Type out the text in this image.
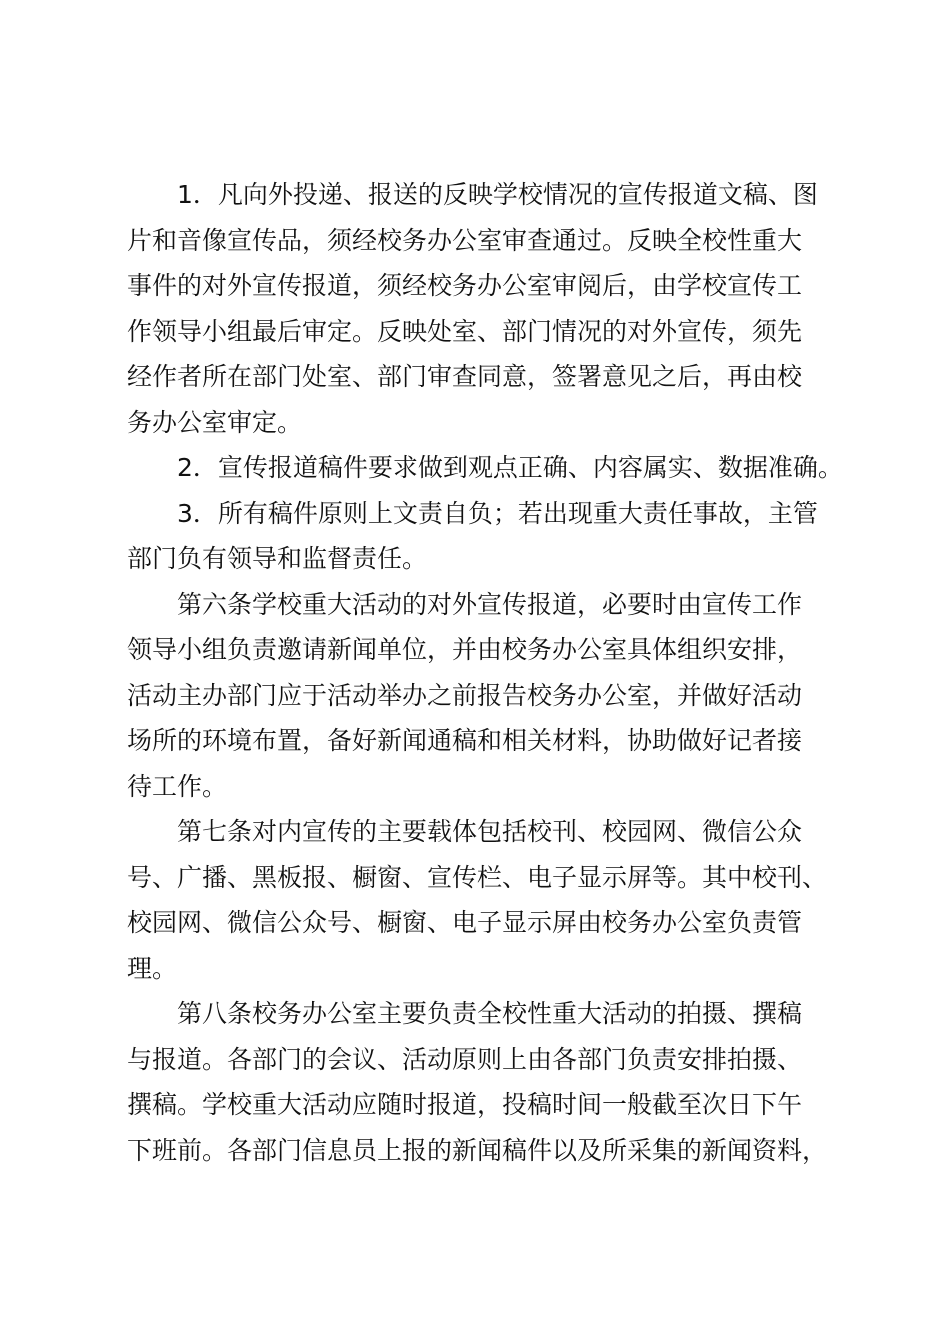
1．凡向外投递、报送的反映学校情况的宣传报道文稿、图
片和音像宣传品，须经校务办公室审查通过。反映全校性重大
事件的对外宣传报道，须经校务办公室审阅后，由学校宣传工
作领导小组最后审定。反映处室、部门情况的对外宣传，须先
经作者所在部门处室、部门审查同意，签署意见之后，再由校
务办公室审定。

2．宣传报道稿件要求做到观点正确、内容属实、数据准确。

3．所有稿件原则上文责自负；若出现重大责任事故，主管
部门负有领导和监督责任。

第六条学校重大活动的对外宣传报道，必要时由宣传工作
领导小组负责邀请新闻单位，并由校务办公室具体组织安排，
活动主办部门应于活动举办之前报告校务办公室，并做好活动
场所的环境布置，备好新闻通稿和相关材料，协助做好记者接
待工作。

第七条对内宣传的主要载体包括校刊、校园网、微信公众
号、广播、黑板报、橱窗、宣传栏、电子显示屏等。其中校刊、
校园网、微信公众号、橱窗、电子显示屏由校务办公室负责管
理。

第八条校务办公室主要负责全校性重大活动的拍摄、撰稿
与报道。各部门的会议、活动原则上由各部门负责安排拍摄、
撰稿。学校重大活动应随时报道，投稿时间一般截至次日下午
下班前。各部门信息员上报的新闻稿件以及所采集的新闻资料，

^^^^^^^^

# WHAT TO DO
Reproduce every line exactly and omit all pictures.

# WRITTEN RESPONSE
Type out the text in this image.
1．凡向外投递、报送的反映学校情况的宣传报道文稿、图
片和音像宣传品，须经校务办公室审查通过。反映全校性重大
事件的对外宣传报道，须经校务办公室审阅后，由学校宣传工
作领导小组最后审定。反映处室、部门情况的对外宣传，须先
经作者所在部门处室、部门审查同意，签署意见之后，再由校
务办公室审定。

2．宣传报道稿件要求做到观点正确、内容属实、数据准确。

3．所有稿件原则上文责自负；若出现重大责任事故，主管
部门负有领导和监督责任。

第六条学校重大活动的对外宣传报道，必要时由宣传工作
领导小组负责邀请新闻单位，并由校务办公室具体组织安排，
活动主办部门应于活动举办之前报告校务办公室，并做好活动
场所的环境布置，备好新闻通稿和相关材料，协助做好记者接
待工作。

第七条对内宣传的主要载体包括校刊、校园网、微信公众
号、广播、黑板报、橱窗、宣传栏、电子显示屏等。其中校刊、
校园网、微信公众号、橱窗、电子显示屏由校务办公室负责管
理。

第八条校务办公室主要负责全校性重大活动的拍摄、撰稿
与报道。各部门的会议、活动原则上由各部门负责安排拍摄、
撰稿。学校重大活动应随时报道，投稿时间一般截至次日下午
下班前。各部门信息员上报的新闻稿件以及所采集的新闻资料，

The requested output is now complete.